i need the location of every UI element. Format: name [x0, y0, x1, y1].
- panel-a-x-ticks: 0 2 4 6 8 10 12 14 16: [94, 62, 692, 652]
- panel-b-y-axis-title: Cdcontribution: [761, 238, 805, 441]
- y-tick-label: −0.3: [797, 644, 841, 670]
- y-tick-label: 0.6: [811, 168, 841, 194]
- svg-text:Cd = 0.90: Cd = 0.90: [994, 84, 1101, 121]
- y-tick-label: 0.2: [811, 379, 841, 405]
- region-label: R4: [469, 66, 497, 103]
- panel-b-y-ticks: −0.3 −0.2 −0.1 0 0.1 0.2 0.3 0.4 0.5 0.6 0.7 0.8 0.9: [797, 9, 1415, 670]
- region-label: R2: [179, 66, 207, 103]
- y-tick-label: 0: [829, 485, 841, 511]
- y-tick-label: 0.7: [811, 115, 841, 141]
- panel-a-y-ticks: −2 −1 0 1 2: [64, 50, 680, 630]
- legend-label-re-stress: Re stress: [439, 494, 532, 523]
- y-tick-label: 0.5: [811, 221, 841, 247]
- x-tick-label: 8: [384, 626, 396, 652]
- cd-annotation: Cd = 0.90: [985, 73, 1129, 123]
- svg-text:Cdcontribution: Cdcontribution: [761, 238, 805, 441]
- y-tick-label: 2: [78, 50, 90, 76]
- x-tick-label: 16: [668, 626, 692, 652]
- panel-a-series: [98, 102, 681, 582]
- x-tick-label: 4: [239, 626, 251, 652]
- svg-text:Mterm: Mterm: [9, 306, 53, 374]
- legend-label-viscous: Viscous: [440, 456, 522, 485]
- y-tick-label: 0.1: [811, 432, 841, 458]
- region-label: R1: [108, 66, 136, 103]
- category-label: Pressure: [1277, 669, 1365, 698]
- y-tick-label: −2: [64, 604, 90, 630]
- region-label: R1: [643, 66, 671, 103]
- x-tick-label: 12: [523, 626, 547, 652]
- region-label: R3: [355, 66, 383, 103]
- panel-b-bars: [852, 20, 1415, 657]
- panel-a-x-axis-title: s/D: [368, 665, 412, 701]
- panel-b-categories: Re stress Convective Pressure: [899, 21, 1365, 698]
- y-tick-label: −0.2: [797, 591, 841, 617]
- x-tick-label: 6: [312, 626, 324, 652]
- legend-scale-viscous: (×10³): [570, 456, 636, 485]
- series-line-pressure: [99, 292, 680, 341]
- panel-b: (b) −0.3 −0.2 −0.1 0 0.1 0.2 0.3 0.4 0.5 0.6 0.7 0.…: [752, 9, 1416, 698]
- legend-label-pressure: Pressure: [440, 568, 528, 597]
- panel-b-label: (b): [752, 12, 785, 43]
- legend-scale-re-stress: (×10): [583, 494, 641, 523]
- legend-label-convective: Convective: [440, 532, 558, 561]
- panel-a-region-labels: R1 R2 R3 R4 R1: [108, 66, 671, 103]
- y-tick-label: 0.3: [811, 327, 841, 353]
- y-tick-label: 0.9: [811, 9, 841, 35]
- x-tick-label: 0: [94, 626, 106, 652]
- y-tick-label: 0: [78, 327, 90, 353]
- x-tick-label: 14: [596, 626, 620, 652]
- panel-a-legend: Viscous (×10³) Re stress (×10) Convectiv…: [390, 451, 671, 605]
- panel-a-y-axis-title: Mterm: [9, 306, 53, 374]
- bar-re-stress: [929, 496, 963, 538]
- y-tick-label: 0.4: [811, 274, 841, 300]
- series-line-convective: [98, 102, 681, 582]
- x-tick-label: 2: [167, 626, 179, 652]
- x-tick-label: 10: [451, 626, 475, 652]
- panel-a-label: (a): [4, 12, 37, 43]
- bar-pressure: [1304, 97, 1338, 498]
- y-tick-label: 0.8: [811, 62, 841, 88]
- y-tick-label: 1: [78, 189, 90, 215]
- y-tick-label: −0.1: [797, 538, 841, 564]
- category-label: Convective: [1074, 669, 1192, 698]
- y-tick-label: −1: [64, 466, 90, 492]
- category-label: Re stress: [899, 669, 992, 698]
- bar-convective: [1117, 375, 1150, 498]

▸ **Directions for this task**: Switch every "Cdcontribution" in the entries above to "Cd contribution" and reproduce all the entries, leaving everything else as it is.

▸ **Solution for this task**:
i need the location of every UI element. Format: name [x0, y0, x1, y1].
- panel-a-x-ticks: 0 2 4 6 8 10 12 14 16: [94, 62, 692, 652]
- panel-b-y-axis-title: Cd contribution: [761, 238, 805, 441]
- y-tick-label: −0.3: [797, 644, 841, 670]
- y-tick-label: 0.6: [811, 168, 841, 194]
- svg-text:Cd = 0.90: Cd = 0.90: [994, 84, 1101, 121]
- y-tick-label: 0.2: [811, 379, 841, 405]
- region-label: R4: [469, 66, 497, 103]
- panel-b-y-ticks: −0.3 −0.2 −0.1 0 0.1 0.2 0.3 0.4 0.5 0.6 0.7 0.8 0.9: [797, 9, 1415, 670]
- region-label: R2: [179, 66, 207, 103]
- y-tick-label: 0: [829, 485, 841, 511]
- y-tick-label: 0.7: [811, 115, 841, 141]
- panel-a-y-ticks: −2 −1 0 1 2: [64, 50, 680, 630]
- legend-label-re-stress: Re stress: [439, 494, 532, 523]
- y-tick-label: 0.5: [811, 221, 841, 247]
- x-tick-label: 8: [384, 626, 396, 652]
- cd-annotation: Cd = 0.90: [985, 73, 1129, 123]
- svg-text:Cd contribution: Cd contribution: [761, 238, 805, 441]
- y-tick-label: 2: [78, 50, 90, 76]
- x-tick-label: 16: [668, 626, 692, 652]
- panel-a-series: [98, 102, 681, 582]
- x-tick-label: 4: [239, 626, 251, 652]
- svg-text:Mterm: Mterm: [9, 306, 53, 374]
- legend-label-viscous: Viscous: [440, 456, 522, 485]
- y-tick-label: 0.1: [811, 432, 841, 458]
- region-label: R1: [108, 66, 136, 103]
- category-label: Pressure: [1277, 669, 1365, 698]
- y-tick-label: −2: [64, 604, 90, 630]
- region-label: R1: [643, 66, 671, 103]
- x-tick-label: 12: [523, 626, 547, 652]
- region-label: R3: [355, 66, 383, 103]
- panel-b-bars: [852, 20, 1415, 657]
- panel-a-x-axis-title: s/D: [368, 665, 412, 701]
- panel-b-categories: Re stress Convective Pressure: [899, 21, 1365, 698]
- y-tick-label: −0.2: [797, 591, 841, 617]
- x-tick-label: 6: [312, 626, 324, 652]
- legend-scale-viscous: (×10³): [570, 456, 636, 485]
- series-line-pressure: [99, 292, 680, 341]
- panel-b: (b) −0.3 −0.2 −0.1 0 0.1 0.2 0.3 0.4 0.5 0.6 0.7 0.…: [752, 9, 1416, 698]
- legend-label-pressure: Pressure: [440, 568, 528, 597]
- panel-b-label: (b): [752, 12, 785, 43]
- legend-scale-re-stress: (×10): [583, 494, 641, 523]
- legend-label-convective: Convective: [440, 532, 558, 561]
- panel-a-region-labels: R1 R2 R3 R4 R1: [108, 66, 671, 103]
- y-tick-label: 0.3: [811, 327, 841, 353]
- y-tick-label: 0.9: [811, 9, 841, 35]
- x-tick-label: 0: [94, 626, 106, 652]
- y-tick-label: 0: [78, 327, 90, 353]
- x-tick-label: 14: [596, 626, 620, 652]
- panel-a-legend: Viscous (×10³) Re stress (×10) Convectiv…: [390, 451, 671, 605]
- panel-a-y-axis-title: Mterm: [9, 306, 53, 374]
- bar-re-stress: [929, 496, 963, 538]
- y-tick-label: 0.4: [811, 274, 841, 300]
- series-line-convective: [98, 102, 681, 582]
- x-tick-label: 2: [167, 626, 179, 652]
- x-tick-label: 10: [451, 626, 475, 652]
- panel-a-label: (a): [4, 12, 37, 43]
- bar-pressure: [1304, 97, 1338, 498]
- y-tick-label: 0.8: [811, 62, 841, 88]
- y-tick-label: 1: [78, 189, 90, 215]
- y-tick-label: −0.1: [797, 538, 841, 564]
- category-label: Convective: [1074, 669, 1192, 698]
- y-tick-label: −1: [64, 466, 90, 492]
- category-label: Re stress: [899, 669, 992, 698]
- bar-convective: [1117, 375, 1150, 498]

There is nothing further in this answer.